» Short exercise
All lines holding the string "silking" are to be shown.
# # #
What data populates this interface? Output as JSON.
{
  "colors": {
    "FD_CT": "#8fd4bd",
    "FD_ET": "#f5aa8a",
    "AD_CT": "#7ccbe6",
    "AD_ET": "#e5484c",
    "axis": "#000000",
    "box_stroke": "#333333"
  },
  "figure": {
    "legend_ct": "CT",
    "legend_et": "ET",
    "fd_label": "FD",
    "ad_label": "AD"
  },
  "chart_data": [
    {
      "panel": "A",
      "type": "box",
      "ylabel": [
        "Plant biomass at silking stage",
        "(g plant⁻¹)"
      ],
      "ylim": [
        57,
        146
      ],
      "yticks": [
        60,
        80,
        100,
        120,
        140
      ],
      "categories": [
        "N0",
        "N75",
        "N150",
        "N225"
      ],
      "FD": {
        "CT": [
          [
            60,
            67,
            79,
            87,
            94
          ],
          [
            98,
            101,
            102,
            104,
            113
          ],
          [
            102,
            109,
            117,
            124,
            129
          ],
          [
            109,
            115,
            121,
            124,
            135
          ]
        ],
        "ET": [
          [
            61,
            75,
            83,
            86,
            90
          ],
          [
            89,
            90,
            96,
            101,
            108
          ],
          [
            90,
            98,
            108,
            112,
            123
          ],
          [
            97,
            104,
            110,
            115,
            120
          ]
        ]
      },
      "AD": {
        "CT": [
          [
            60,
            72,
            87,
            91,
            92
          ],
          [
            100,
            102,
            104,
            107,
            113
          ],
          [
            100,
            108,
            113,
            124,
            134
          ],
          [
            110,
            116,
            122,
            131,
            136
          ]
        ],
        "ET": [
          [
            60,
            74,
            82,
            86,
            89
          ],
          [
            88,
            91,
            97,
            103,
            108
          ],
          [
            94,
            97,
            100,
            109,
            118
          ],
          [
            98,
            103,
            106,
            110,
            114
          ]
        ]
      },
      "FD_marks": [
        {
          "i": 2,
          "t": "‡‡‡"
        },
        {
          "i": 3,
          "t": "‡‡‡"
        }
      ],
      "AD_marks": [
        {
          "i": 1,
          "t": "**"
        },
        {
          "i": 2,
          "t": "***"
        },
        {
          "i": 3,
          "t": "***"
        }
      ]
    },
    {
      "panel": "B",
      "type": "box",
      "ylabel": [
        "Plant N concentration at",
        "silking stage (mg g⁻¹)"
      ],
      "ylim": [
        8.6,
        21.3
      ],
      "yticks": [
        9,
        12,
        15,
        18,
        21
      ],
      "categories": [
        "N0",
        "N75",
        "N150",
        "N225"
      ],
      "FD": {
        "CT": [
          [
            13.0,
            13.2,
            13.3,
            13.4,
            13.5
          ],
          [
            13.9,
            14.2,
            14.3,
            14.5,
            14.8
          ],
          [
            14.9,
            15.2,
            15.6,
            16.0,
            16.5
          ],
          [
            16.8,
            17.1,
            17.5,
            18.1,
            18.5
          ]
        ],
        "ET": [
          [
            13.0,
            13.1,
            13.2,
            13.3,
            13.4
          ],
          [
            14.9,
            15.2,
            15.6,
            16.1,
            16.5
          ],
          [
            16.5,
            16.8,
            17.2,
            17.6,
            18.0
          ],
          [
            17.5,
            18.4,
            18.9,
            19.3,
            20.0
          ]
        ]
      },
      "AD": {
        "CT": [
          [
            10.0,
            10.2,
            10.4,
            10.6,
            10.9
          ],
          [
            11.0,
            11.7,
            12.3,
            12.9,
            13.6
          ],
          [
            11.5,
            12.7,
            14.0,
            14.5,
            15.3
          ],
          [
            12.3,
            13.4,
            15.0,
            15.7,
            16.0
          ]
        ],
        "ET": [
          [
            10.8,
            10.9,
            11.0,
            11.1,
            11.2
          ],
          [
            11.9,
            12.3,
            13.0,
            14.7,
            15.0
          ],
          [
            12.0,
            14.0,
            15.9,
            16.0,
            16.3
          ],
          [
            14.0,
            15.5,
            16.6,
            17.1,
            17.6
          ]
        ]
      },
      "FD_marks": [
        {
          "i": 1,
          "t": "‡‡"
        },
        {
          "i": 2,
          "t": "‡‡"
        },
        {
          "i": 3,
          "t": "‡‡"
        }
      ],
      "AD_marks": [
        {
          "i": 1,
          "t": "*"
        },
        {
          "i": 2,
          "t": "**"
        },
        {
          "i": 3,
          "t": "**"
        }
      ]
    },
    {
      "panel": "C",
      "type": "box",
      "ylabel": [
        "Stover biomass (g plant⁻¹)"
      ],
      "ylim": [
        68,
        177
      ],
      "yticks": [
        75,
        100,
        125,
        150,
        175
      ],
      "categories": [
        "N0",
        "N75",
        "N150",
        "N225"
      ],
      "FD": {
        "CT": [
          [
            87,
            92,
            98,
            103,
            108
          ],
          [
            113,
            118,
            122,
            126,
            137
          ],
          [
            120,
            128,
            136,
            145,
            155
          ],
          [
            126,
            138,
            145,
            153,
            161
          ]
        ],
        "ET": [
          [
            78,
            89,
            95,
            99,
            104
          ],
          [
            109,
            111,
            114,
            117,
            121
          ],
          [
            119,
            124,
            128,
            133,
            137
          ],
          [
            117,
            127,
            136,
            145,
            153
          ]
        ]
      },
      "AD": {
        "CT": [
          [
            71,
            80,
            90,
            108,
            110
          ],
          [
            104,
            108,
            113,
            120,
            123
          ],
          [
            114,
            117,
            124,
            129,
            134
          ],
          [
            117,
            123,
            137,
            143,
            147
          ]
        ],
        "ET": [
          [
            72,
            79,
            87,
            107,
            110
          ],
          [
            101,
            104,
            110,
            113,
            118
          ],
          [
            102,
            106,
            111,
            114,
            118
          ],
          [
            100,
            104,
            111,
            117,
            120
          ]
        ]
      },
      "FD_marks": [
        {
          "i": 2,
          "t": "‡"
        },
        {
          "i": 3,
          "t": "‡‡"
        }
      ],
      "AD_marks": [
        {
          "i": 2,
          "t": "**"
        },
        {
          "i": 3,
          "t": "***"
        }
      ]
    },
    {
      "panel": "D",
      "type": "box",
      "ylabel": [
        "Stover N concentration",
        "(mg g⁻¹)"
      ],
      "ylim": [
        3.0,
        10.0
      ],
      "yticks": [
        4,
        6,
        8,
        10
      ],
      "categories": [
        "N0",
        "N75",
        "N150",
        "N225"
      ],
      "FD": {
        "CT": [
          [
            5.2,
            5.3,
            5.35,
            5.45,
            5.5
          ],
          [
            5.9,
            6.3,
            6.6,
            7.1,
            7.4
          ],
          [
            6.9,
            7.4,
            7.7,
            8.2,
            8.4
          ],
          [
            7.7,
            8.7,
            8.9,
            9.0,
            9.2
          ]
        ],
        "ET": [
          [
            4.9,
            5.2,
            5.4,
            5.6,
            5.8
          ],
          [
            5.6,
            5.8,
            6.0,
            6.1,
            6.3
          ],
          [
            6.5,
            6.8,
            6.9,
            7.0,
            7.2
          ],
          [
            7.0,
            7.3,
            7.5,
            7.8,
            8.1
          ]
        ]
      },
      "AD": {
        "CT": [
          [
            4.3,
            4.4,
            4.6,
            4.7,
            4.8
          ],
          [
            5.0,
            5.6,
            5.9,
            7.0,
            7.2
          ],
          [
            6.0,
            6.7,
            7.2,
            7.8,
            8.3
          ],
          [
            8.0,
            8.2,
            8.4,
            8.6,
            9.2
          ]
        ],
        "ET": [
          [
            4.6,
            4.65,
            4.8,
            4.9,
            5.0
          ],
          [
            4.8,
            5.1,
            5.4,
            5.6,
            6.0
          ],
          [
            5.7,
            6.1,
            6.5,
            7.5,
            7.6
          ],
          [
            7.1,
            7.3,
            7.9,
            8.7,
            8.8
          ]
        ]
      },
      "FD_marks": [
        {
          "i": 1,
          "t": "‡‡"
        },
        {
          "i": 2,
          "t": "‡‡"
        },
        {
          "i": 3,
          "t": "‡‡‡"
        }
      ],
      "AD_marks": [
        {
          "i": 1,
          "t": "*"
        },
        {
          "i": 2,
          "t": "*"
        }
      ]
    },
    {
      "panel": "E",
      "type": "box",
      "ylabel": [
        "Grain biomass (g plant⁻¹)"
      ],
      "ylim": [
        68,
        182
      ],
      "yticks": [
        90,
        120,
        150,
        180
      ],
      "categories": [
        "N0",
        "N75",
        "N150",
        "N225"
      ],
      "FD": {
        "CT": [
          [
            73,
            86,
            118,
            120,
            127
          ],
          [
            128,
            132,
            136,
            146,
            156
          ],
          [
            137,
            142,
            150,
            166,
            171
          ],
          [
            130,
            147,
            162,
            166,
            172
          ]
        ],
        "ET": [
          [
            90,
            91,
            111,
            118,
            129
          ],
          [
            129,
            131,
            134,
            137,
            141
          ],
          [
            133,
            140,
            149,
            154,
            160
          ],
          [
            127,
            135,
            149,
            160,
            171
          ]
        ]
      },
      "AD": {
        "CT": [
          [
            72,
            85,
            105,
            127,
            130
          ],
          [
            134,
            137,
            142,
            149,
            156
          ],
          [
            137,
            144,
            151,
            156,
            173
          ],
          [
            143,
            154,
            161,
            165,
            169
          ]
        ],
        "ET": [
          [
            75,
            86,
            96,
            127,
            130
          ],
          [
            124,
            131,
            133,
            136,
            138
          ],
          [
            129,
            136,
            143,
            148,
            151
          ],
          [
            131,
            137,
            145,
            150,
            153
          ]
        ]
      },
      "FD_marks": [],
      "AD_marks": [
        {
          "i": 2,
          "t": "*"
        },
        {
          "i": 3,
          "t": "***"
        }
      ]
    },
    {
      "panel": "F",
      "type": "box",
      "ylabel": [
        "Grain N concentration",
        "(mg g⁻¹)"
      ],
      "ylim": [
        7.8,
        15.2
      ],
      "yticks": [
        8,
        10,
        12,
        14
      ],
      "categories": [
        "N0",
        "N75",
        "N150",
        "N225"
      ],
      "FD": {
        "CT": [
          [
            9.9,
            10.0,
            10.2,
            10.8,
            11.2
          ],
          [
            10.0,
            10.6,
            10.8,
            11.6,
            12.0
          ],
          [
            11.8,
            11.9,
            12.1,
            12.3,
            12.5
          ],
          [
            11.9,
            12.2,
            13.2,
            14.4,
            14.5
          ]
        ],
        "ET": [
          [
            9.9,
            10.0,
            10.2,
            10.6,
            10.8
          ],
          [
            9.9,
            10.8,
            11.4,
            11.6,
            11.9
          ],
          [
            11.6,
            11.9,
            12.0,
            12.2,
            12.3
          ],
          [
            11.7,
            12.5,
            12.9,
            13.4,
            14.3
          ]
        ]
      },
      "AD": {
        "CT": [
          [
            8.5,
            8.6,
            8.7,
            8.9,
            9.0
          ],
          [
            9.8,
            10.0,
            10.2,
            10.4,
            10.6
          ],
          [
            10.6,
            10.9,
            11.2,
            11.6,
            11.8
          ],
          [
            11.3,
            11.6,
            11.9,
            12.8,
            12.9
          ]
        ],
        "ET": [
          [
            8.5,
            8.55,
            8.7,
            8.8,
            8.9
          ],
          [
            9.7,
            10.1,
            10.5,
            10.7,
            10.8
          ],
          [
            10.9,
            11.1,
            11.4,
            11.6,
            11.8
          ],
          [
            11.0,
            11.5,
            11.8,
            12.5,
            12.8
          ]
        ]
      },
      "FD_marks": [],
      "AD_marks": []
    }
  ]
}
# # #
» Complete output
        "Plant biomass at silking stage",
        "silking stage (mg g⁻¹)"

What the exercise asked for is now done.